** BEGIN **

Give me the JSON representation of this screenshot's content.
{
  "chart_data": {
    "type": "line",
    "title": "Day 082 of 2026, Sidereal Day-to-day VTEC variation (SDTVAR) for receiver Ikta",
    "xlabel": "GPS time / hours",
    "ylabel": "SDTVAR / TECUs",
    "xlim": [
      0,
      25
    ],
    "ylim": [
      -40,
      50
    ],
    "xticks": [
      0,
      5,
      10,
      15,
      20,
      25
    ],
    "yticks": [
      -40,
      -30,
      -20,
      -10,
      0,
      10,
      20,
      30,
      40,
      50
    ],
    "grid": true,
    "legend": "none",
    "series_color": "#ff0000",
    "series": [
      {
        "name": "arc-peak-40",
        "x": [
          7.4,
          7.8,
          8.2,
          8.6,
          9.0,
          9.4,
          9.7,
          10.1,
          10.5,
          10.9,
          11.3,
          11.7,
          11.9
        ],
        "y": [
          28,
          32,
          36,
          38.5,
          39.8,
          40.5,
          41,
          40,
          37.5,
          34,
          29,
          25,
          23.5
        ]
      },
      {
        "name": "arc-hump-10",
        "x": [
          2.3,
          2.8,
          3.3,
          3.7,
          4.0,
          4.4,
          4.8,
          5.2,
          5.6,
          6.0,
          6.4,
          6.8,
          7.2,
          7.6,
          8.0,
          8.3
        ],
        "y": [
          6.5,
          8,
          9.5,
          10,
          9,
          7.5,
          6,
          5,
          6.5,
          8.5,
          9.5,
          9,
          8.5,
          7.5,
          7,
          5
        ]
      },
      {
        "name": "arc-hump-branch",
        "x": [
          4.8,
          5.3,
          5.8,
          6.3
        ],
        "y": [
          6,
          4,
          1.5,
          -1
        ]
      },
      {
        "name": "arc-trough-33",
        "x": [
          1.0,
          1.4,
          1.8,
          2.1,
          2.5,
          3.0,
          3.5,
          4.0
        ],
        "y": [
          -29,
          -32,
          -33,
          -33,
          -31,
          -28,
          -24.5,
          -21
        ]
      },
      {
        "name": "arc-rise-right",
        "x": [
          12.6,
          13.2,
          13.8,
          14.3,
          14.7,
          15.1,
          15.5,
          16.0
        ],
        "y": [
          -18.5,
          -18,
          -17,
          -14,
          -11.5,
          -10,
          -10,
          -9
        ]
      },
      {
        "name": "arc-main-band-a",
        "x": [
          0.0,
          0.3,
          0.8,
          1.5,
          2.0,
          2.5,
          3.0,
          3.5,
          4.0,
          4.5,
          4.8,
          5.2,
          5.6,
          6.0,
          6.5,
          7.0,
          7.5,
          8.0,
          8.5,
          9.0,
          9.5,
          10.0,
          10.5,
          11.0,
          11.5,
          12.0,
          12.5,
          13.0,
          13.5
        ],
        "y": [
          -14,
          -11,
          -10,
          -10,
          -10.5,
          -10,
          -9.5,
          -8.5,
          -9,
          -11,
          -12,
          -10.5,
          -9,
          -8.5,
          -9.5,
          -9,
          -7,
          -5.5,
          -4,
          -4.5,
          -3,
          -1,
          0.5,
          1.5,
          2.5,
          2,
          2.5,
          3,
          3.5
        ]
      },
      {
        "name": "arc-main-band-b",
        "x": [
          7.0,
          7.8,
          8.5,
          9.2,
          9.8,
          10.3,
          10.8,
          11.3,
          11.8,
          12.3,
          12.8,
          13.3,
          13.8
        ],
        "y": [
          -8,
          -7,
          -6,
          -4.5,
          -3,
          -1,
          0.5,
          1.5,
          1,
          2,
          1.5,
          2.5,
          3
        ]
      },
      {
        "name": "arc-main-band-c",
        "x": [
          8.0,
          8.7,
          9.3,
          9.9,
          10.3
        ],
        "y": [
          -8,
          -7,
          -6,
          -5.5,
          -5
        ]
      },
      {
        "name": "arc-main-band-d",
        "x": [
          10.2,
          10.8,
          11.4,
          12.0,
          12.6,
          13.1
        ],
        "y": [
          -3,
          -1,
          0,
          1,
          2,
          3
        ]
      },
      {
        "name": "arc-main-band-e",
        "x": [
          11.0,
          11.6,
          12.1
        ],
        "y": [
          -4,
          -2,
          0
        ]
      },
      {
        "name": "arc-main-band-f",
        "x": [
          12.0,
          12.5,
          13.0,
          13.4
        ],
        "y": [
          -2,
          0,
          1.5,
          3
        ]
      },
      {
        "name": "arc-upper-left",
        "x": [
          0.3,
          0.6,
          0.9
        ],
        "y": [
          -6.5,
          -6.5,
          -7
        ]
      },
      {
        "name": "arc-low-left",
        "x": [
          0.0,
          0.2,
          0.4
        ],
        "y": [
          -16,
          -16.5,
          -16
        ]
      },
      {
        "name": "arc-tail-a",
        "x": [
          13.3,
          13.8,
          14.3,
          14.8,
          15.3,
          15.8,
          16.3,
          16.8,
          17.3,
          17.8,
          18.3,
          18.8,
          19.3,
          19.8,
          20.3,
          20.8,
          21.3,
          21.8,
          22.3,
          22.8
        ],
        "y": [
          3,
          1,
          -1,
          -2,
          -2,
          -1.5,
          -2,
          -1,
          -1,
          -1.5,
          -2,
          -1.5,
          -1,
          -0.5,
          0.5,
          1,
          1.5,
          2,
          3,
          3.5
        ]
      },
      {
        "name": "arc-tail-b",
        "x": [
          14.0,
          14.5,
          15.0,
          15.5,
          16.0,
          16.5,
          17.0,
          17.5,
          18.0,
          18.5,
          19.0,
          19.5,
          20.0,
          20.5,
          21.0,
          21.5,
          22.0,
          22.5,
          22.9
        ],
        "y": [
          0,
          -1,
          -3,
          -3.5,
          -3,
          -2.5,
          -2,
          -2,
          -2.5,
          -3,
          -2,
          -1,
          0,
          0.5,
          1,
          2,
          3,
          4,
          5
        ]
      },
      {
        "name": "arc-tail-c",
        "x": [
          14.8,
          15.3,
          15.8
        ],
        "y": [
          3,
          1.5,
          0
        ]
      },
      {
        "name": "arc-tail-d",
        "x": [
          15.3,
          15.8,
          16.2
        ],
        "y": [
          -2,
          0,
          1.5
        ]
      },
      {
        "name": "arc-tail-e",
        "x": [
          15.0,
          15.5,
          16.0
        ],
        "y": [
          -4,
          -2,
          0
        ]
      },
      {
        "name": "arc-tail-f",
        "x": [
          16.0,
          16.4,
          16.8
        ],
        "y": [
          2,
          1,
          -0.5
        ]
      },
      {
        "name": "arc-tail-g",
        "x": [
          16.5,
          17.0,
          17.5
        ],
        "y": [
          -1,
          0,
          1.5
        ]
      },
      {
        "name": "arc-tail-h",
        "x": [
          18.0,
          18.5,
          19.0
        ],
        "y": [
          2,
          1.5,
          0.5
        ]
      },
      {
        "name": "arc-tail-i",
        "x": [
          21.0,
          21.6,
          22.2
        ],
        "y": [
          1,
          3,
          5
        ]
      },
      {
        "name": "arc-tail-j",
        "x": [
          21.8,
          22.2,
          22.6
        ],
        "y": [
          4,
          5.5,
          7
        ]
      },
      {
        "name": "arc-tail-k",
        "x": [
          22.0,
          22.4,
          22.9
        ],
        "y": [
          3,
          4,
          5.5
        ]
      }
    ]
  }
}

** END **

Extract every record and return it verbatim.

Give me the JSON representation of this screenshot's content.
{
  "chart_data": {
    "type": "line",
    "title": "Day 082 of 2026, Sidereal Day-to-day VTEC variation (SDTVAR) for receiver Ikta",
    "xlabel": "GPS time / hours",
    "ylabel": "SDTVAR / TECUs",
    "xlim": [
      0,
      25
    ],
    "ylim": [
      -40,
      50
    ],
    "xticks": [
      0,
      5,
      10,
      15,
      20,
      25
    ],
    "yticks": [
      -40,
      -30,
      -20,
      -10,
      0,
      10,
      20,
      30,
      40,
      50
    ],
    "grid": true,
    "legend": "none",
    "series_color": "#ff0000",
    "series": [
      {
        "name": "arc-peak-40",
        "x": [
          7.4,
          7.8,
          8.2,
          8.6,
          9.0,
          9.4,
          9.7,
          10.1,
          10.5,
          10.9,
          11.3,
          11.7,
          11.9
        ],
        "y": [
          28,
          32,
          36,
          38.5,
          39.8,
          40.5,
          41,
          40,
          37.5,
          34,
          29,
          25,
          23.5
        ]
      },
      {
        "name": "arc-hump-10",
        "x": [
          2.3,
          2.8,
          3.3,
          3.7,
          4.0,
          4.4,
          4.8,
          5.2,
          5.6,
          6.0,
          6.4,
          6.8,
          7.2,
          7.6,
          8.0,
          8.3
        ],
        "y": [
          6.5,
          8,
          9.5,
          10,
          9,
          7.5,
          6,
          5,
          6.5,
          8.5,
          9.5,
          9,
          8.5,
          7.5,
          7,
          5
        ]
      },
      {
        "name": "arc-hump-branch",
        "x": [
          4.8,
          5.3,
          5.8,
          6.3
        ],
        "y": [
          6,
          4,
          1.5,
          -1
        ]
      },
      {
        "name": "arc-trough-33",
        "x": [
          1.0,
          1.4,
          1.8,
          2.1,
          2.5,
          3.0,
          3.5,
          4.0
        ],
        "y": [
          -29,
          -32,
          -33,
          -33,
          -31,
          -28,
          -24.5,
          -21
        ]
      },
      {
        "name": "arc-rise-right",
        "x": [
          12.6,
          13.2,
          13.8,
          14.3,
          14.7,
          15.1,
          15.5,
          16.0
        ],
        "y": [
          -18.5,
          -18,
          -17,
          -14,
          -11.5,
          -10,
          -10,
          -9
        ]
      },
      {
        "name": "arc-main-band-a",
        "x": [
          0.0,
          0.3,
          0.8,
          1.5,
          2.0,
          2.5,
          3.0,
          3.5,
          4.0,
          4.5,
          4.8,
          5.2,
          5.6,
          6.0,
          6.5,
          7.0,
          7.5,
          8.0,
          8.5,
          9.0,
          9.5,
          10.0,
          10.5,
          11.0,
          11.5,
          12.0,
          12.5,
          13.0,
          13.5
        ],
        "y": [
          -14,
          -11,
          -10,
          -10,
          -10.5,
          -10,
          -9.5,
          -8.5,
          -9,
          -11,
          -12,
          -10.5,
          -9,
          -8.5,
          -9.5,
          -9,
          -7,
          -5.5,
          -4,
          -4.5,
          -3,
          -1,
          0.5,
          1.5,
          2.5,
          2,
          2.5,
          3,
          3.5
        ]
      },
      {
        "name": "arc-main-band-b",
        "x": [
          7.0,
          7.8,
          8.5,
          9.2,
          9.8,
          10.3,
          10.8,
          11.3,
          11.8,
          12.3,
          12.8,
          13.3,
          13.8
        ],
        "y": [
          -8,
          -7,
          -6,
          -4.5,
          -3,
          -1,
          0.5,
          1.5,
          1,
          2,
          1.5,
          2.5,
          3
        ]
      },
      {
        "name": "arc-main-band-c",
        "x": [
          8.0,
          8.7,
          9.3,
          9.9,
          10.3
        ],
        "y": [
          -8,
          -7,
          -6,
          -5.5,
          -5
        ]
      },
      {
        "name": "arc-main-band-d",
        "x": [
          10.2,
          10.8,
          11.4,
          12.0,
          12.6,
          13.1
        ],
        "y": [
          -3,
          -1,
          0,
          1,
          2,
          3
        ]
      },
      {
        "name": "arc-main-band-e",
        "x": [
          11.0,
          11.6,
          12.1
        ],
        "y": [
          -4,
          -2,
          0
        ]
      },
      {
        "name": "arc-main-band-f",
        "x": [
          12.0,
          12.5,
          13.0,
          13.4
        ],
        "y": [
          -2,
          0,
          1.5,
          3
        ]
      },
      {
        "name": "arc-upper-left",
        "x": [
          0.3,
          0.6,
          0.9
        ],
        "y": [
          -6.5,
          -6.5,
          -7
        ]
      },
      {
        "name": "arc-low-left",
        "x": [
          0.0,
          0.2,
          0.4
        ],
        "y": [
          -16,
          -16.5,
          -16
        ]
      },
      {
        "name": "arc-tail-a",
        "x": [
          13.3,
          13.8,
          14.3,
          14.8,
          15.3,
          15.8,
          16.3,
          16.8,
          17.3,
          17.8,
          18.3,
          18.8,
          19.3,
          19.8,
          20.3,
          20.8,
          21.3,
          21.8,
          22.3,
          22.8
        ],
        "y": [
          3,
          1,
          -1,
          -2,
          -2,
          -1.5,
          -2,
          -1,
          -1,
          -1.5,
          -2,
          -1.5,
          -1,
          -0.5,
          0.5,
          1,
          1.5,
          2,
          3,
          3.5
        ]
      },
      {
        "name": "arc-tail-b",
        "x": [
          14.0,
          14.5,
          15.0,
          15.5,
          16.0,
          16.5,
          17.0,
          17.5,
          18.0,
          18.5,
          19.0,
          19.5,
          20.0,
          20.5,
          21.0,
          21.5,
          22.0,
          22.5,
          22.9
        ],
        "y": [
          0,
          -1,
          -3,
          -3.5,
          -3,
          -2.5,
          -2,
          -2,
          -2.5,
          -3,
          -2,
          -1,
          0,
          0.5,
          1,
          2,
          3,
          4,
          5
        ]
      },
      {
        "name": "arc-tail-c",
        "x": [
          14.8,
          15.3,
          15.8
        ],
        "y": [
          3,
          1.5,
          0
        ]
      },
      {
        "name": "arc-tail-d",
        "x": [
          15.3,
          15.8,
          16.2
        ],
        "y": [
          -2,
          0,
          1.5
        ]
      },
      {
        "name": "arc-tail-e",
        "x": [
          15.0,
          15.5,
          16.0
        ],
        "y": [
          -4,
          -2,
          0
        ]
      },
      {
        "name": "arc-tail-f",
        "x": [
          16.0,
          16.4,
          16.8
        ],
        "y": [
          2,
          1,
          -0.5
        ]
      },
      {
        "name": "arc-tail-g",
        "x": [
          16.5,
          17.0,
          17.5
        ],
        "y": [
          -1,
          0,
          1.5
        ]
      },
      {
        "name": "arc-tail-h",
        "x": [
          18.0,
          18.5,
          19.0
        ],
        "y": [
          2,
          1.5,
          0.5
        ]
      },
      {
        "name": "arc-tail-i",
        "x": [
          21.0,
          21.6,
          22.2
        ],
        "y": [
          1,
          3,
          5
        ]
      },
      {
        "name": "arc-tail-j",
        "x": [
          21.8,
          22.2,
          22.6
        ],
        "y": [
          4,
          5.5,
          7
        ]
      },
      {
        "name": "arc-tail-k",
        "x": [
          22.0,
          22.4,
          22.9
        ],
        "y": [
          3,
          4,
          5.5
        ]
      }
    ]
  }
}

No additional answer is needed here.